§ What is being asked: Please return every line of the material verbatim and skip any images.

§ Material for this exercise:
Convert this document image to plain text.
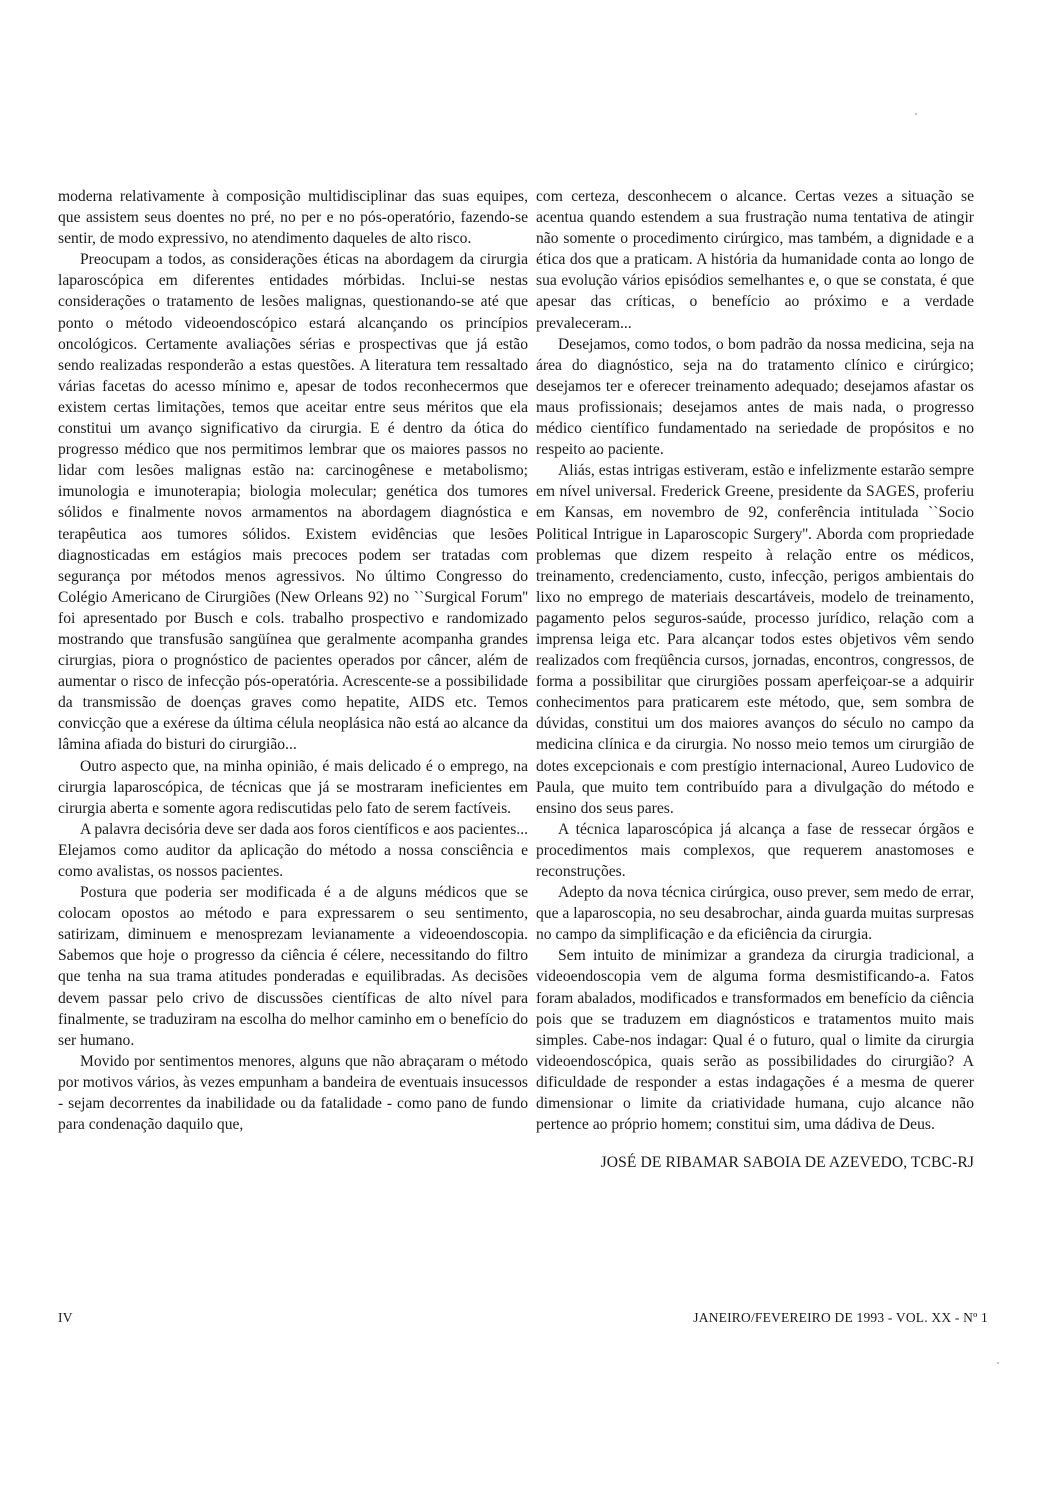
moderna relativamente à composição multidisciplinar das suas equipes, que assistem seus doentes no pré, no per e no pós-operatório, fazendo-se sentir, de modo expressivo, no atendimento daqueles de alto risco.

Preocupam a todos, as considerações éticas na abordagem da cirurgia laparoscópica em diferentes entidades mórbidas. Inclui-se nestas considerações o tratamento de lesões malignas, questionando-se até que ponto o método videoendoscópico estará alcançando os princípios oncológicos. Certamente avaliações sérias e prospectivas que já estão sendo realizadas responderão a estas questões. A literatura tem ressaltado várias facetas do acesso mínimo e, apesar de todos reconhecermos que existem certas limitações, temos que aceitar entre seus méritos que ela constitui um avanço significativo da cirurgia. E é dentro da ótica do progresso médico que nos permitimos lembrar que os maiores passos no lidar com lesões malignas estão na: carcinogênese e metabolismo; imunologia e imunoterapia; biologia molecular; genética dos tumores sólidos e finalmente novos armamentos na abordagem diagnóstica e terapêutica aos tumores sólidos. Existem evidências que lesões diagnosticadas em estágios mais precoces podem ser tratadas com segurança por métodos menos agressivos. No último Congresso do Colégio Americano de Cirurgiões (New Orleans 92) no ``Surgical Forum'' foi apresentado por Busch e cols. trabalho prospectivo e randomizado mostrando que transfusão sangüínea que geralmente acompanha grandes cirurgias, piora o prognóstico de pacientes operados por câncer, além de aumentar o risco de infecção pós-operatória. Acrescente-se a possibilidade da transmissão de doenças graves como hepatite, AIDS etc. Temos convicção que a exérese da última célula neoplásica não está ao alcance da lâmina afiada do bisturi do cirurgião...

Outro aspecto que, na minha opinião, é mais delicado é o emprego, na cirurgia laparoscópica, de técnicas que já se mostraram ineficientes em cirurgia aberta e somente agora rediscutidas pelo fato de serem factíveis.

A palavra decisória deve ser dada aos foros científicos e aos pacientes... Elejamos como auditor da aplicação do método a nossa consciência e como avalistas, os nossos pacientes.

Postura que poderia ser modificada é a de alguns médicos que se colocam opostos ao método e para expressarem o seu sentimento, satirizam, diminuem e menosprezam levianamente a videoendoscopia. Sabemos que hoje o progresso da ciência é célere, necessitando do filtro que tenha na sua trama atitudes ponderadas e equilibradas. As decisões devem passar pelo crivo de discussões científicas de alto nível para finalmente, se traduziram na escolha do melhor caminho em o benefício do ser humano.

Movido por sentimentos menores, alguns que não abraçaram o método por motivos vários, às vezes empunham a bandeira de eventuais insucessos - sejam decorrentes da inabilidade ou da fatalidade - como pano de fundo para condenação daquilo que,

com certeza, desconhecem o alcance. Certas vezes a situação se acentua quando estendem a sua frustração numa tentativa de atingir não somente o procedimento cirúrgico, mas também, a dignidade e a ética dos que a praticam. A história da humanidade conta ao longo de sua evolução vários episódios semelhantes e, o que se constata, é que apesar das críticas, o benefício ao próximo e a verdade prevaleceram...

Desejamos, como todos, o bom padrão da nossa medicina, seja na área do diagnóstico, seja na do tratamento clínico e cirúrgico; desejamos ter e oferecer treinamento adequado; desejamos afastar os maus profissionais; desejamos antes de mais nada, o progresso médico científico fundamentado na seriedade de propósitos e no respeito ao paciente.

Aliás, estas intrigas estiveram, estão e infelizmente estarão sempre em nível universal. Frederick Greene, presidente da SAGES, proferiu em Kansas, em novembro de 92, conferência intitulada ``Socio Political Intrigue in Laparoscopic Surgery''. Aborda com propriedade problemas que dizem respeito à relação entre os médicos, treinamento, credenciamento, custo, infecção, perigos ambientais do lixo no emprego de materiais descartáveis, modelo de treinamento, pagamento pelos seguros-saúde, processo jurídico, relação com a imprensa leiga etc. Para alcançar todos estes objetivos vêm sendo realizados com freqüência cursos, jornadas, encontros, congressos, de forma a possibilitar que cirurgiões possam aperfeiçoar-se a adquirir conhecimentos para praticarem este método, que, sem sombra de dúvidas, constitui um dos maiores avanços do século no campo da medicina clínica e da cirurgia. No nosso meio temos um cirurgião de dotes excepcionais e com prestígio internacional, Aureo Ludovico de Paula, que muito tem contribuído para a divulgação do método e ensino dos seus pares.

A técnica laparoscópica já alcança a fase de ressecar órgãos e procedimentos mais complexos, que requerem anastomoses e reconstruções.

Adepto da nova técnica cirúrgica, ouso prever, sem medo de errar, que a laparoscopia, no seu desabrochar, ainda guarda muitas surpresas no campo da simplificação e da eficiência da cirurgia.

Sem intuito de minimizar a grandeza da cirurgia tradicional, a videoendoscopia vem de alguma forma desmistificando-a. Fatos foram abalados, modificados e transformados em benefício da ciência pois que se traduzem em diagnósticos e tratamentos muito mais simples. Cabe-nos indagar: Qual é o futuro, qual o limite da cirurgia videoendoscópica, quais serão as possibilidades do cirurgião? A dificuldade de responder a estas indagações é a mesma de querer dimensionar o limite da criatividade humana, cujo alcance não pertence ao próprio homem; constitui sim, uma dádiva de Deus.

JOSÉ DE RIBAMAR SABOIA DE AZEVEDO, TCBC-RJ
IV	JANEIRO/FEVEREIRO DE 1993 - VOL. XX - Nº 1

§ Solution to the exercise:
Convert this document image to plain text.
moderna relativamente à composição multidisciplinar das suas equipes, que assistem seus doentes no pré, no per e no pós-operatório, fazendo-se sentir, de modo expressivo, no atendimento daqueles de alto risco.

Preocupam a todos, as considerações éticas na abordagem da cirurgia laparoscópica em diferentes entidades mórbidas. Inclui-se nestas considerações o tratamento de lesões malignas, questionando-se até que ponto o método videoendoscópico estará alcançando os princípios oncológicos. Certamente avaliações sérias e prospectivas que já estão sendo realizadas responderão a estas questões. A literatura tem ressaltado várias facetas do acesso mínimo e, apesar de todos reconhecermos que existem certas limitações, temos que aceitar entre seus méritos que ela constitui um avanço significativo da cirurgia. E é dentro da ótica do progresso médico que nos permitimos lembrar que os maiores passos no lidar com lesões malignas estão na: carcinogênese e metabolismo; imunologia e imunoterapia; biologia molecular; genética dos tumores sólidos e finalmente novos armamentos na abordagem diagnóstica e terapêutica aos tumores sólidos. Existem evidências que lesões diagnosticadas em estágios mais precoces podem ser tratadas com segurança por métodos menos agressivos. No último Congresso do Colégio Americano de Cirurgiões (New Orleans 92) no ``Surgical Forum'' foi apresentado por Busch e cols. trabalho prospectivo e randomizado mostrando que transfusão sangüínea que geralmente acompanha grandes cirurgias, piora o prognóstico de pacientes operados por câncer, além de aumentar o risco de infecção pós-operatória. Acrescente-se a possibilidade da transmissão de doenças graves como hepatite, AIDS etc. Temos convicção que a exérese da última célula neoplásica não está ao alcance da lâmina afiada do bisturi do cirurgião...

Outro aspecto que, na minha opinião, é mais delicado é o emprego, na cirurgia laparoscópica, de técnicas que já se mostraram ineficientes em cirurgia aberta e somente agora rediscutidas pelo fato de serem factíveis.

A palavra decisória deve ser dada aos foros científicos e aos pacientes... Elejamos como auditor da aplicação do método a nossa consciência e como avalistas, os nossos pacientes.

Postura que poderia ser modificada é a de alguns médicos que se colocam opostos ao método e para expressarem o seu sentimento, satirizam, diminuem e menosprezam levianamente a videoendoscopia. Sabemos que hoje o progresso da ciência é célere, necessitando do filtro que tenha na sua trama atitudes ponderadas e equilibradas. As decisões devem passar pelo crivo de discussões científicas de alto nível para finalmente, se traduziram na escolha do melhor caminho em o benefício do ser humano.

Movido por sentimentos menores, alguns que não abraçaram o método por motivos vários, às vezes empunham a bandeira de eventuais insucessos - sejam decorrentes da inabilidade ou da fatalidade - como pano de fundo para condenação daquilo que,

com certeza, desconhecem o alcance. Certas vezes a situação se acentua quando estendem a sua frustração numa tentativa de atingir não somente o procedimento cirúrgico, mas também, a dignidade e a ética dos que a praticam. A história da humanidade conta ao longo de sua evolução vários episódios semelhantes e, o que se constata, é que apesar das críticas, o benefício ao próximo e a verdade prevaleceram...

Desejamos, como todos, o bom padrão da nossa medicina, seja na área do diagnóstico, seja na do tratamento clínico e cirúrgico; desejamos ter e oferecer treinamento adequado; desejamos afastar os maus profissionais; desejamos antes de mais nada, o progresso médico científico fundamentado na seriedade de propósitos e no respeito ao paciente.

Aliás, estas intrigas estiveram, estão e infelizmente estarão sempre em nível universal. Frederick Greene, presidente da SAGES, proferiu em Kansas, em novembro de 92, conferência intitulada ``Socio Political Intrigue in Laparoscopic Surgery''. Aborda com propriedade problemas que dizem respeito à relação entre os médicos, treinamento, credenciamento, custo, infecção, perigos ambientais do lixo no emprego de materiais descartáveis, modelo de treinamento, pagamento pelos seguros-saúde, processo jurídico, relação com a imprensa leiga etc. Para alcançar todos estes objetivos vêm sendo realizados com freqüência cursos, jornadas, encontros, congressos, de forma a possibilitar que cirurgiões possam aperfeiçoar-se a adquirir conhecimentos para praticarem este método, que, sem sombra de dúvidas, constitui um dos maiores avanços do século no campo da medicina clínica e da cirurgia. No nosso meio temos um cirurgião de dotes excepcionais e com prestígio internacional, Aureo Ludovico de Paula, que muito tem contribuído para a divulgação do método e ensino dos seus pares.

A técnica laparoscópica já alcança a fase de ressecar órgãos e procedimentos mais complexos, que requerem anastomoses e reconstruções.

Adepto da nova técnica cirúrgica, ouso prever, sem medo de errar, que a laparoscopia, no seu desabrochar, ainda guarda muitas surpresas no campo da simplificação e da eficiência da cirurgia.

Sem intuito de minimizar a grandeza da cirurgia tradicional, a videoendoscopia vem de alguma forma desmistificando-a. Fatos foram abalados, modificados e transformados em benefício da ciência pois que se traduzem em diagnósticos e tratamentos muito mais simples. Cabe-nos indagar: Qual é o futuro, qual o limite da cirurgia videoendoscópica, quais serão as possibilidades do cirurgião? A dificuldade de responder a estas indagações é a mesma de querer dimensionar o limite da criatividade humana, cujo alcance não pertence ao próprio homem; constitui sim, uma dádiva de Deus.

JOSÉ DE RIBAMAR SABOIA DE AZEVEDO, TCBC-RJ
IV	JANEIRO/FEVEREIRO DE 1993 - VOL. XX - Nº 1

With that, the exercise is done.